STATED PROBLEM: Write out all of the lines below, exactly and completely.

RECORDS PROVIDED:
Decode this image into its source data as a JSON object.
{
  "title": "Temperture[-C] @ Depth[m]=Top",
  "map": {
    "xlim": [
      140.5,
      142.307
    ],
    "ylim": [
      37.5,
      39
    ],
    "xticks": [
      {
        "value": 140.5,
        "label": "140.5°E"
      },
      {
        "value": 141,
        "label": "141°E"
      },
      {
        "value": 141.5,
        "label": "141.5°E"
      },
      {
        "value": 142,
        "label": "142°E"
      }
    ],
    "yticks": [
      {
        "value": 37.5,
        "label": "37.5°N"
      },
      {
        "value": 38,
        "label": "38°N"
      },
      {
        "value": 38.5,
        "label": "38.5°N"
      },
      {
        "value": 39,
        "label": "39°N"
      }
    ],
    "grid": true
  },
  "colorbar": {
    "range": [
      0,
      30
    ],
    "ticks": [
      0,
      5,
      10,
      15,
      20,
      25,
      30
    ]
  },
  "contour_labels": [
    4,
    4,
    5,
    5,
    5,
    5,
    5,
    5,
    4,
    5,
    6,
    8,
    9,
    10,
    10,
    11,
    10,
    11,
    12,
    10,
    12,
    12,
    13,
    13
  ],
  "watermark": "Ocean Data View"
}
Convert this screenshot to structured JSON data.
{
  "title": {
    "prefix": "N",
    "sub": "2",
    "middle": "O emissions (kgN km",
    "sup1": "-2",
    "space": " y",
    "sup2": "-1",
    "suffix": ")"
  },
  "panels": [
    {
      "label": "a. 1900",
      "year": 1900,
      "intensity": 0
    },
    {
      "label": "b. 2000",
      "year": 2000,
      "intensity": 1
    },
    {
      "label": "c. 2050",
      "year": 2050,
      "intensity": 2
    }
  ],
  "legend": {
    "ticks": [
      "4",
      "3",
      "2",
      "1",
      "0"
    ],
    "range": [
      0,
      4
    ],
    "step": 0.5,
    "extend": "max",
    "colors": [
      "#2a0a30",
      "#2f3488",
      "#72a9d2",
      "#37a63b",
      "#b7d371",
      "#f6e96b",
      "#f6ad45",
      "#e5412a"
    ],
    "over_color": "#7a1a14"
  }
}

RESPONSE TO THIS EXERCISE:
Decode this image into its source data as a JSON object.
{
  "title": "Temperture[-C] @ Depth[m]=Top",
  "map": {
    "xlim": [
      140.5,
      142.307
    ],
    "ylim": [
      37.5,
      39
    ],
    "xticks": [
      {
        "value": 140.5,
        "label": "140.5°E"
      },
      {
        "value": 141,
        "label": "141°E"
      },
      {
        "value": 141.5,
        "label": "141.5°E"
      },
      {
        "value": 142,
        "label": "142°E"
      }
    ],
    "yticks": [
      {
        "value": 37.5,
        "label": "37.5°N"
      },
      {
        "value": 38,
        "label": "38°N"
      },
      {
        "value": 38.5,
        "label": "38.5°N"
      },
      {
        "value": 39,
        "label": "39°N"
      }
    ],
    "grid": true
  },
  "colorbar": {
    "range": [
      0,
      30
    ],
    "ticks": [
      0,
      5,
      10,
      15,
      20,
      25,
      30
    ]
  },
  "contour_labels": [
    4,
    4,
    5,
    5,
    5,
    5,
    5,
    5,
    4,
    5,
    6,
    8,
    9,
    10,
    10,
    11,
    10,
    11,
    12,
    10,
    12,
    12,
    13,
    13
  ],
  "watermark": "Ocean Data View"
}
Convert this screenshot to structured JSON data.
{
  "title": {
    "prefix": "N",
    "sub": "2",
    "middle": "O emissions (kgN km",
    "sup1": "-2",
    "space": " y",
    "sup2": "-1",
    "suffix": ")"
  },
  "panels": [
    {
      "label": "a. 1900",
      "year": 1900,
      "intensity": 0
    },
    {
      "label": "b. 2000",
      "year": 2000,
      "intensity": 1
    },
    {
      "label": "c. 2050",
      "year": 2050,
      "intensity": 2
    }
  ],
  "legend": {
    "ticks": [
      "4",
      "3",
      "2",
      "1",
      "0"
    ],
    "range": [
      0,
      4
    ],
    "step": 0.5,
    "extend": "max",
    "colors": [
      "#2a0a30",
      "#2f3488",
      "#72a9d2",
      "#37a63b",
      "#b7d371",
      "#f6e96b",
      "#f6ad45",
      "#e5412a"
    ],
    "over_color": "#7a1a14"
  }
}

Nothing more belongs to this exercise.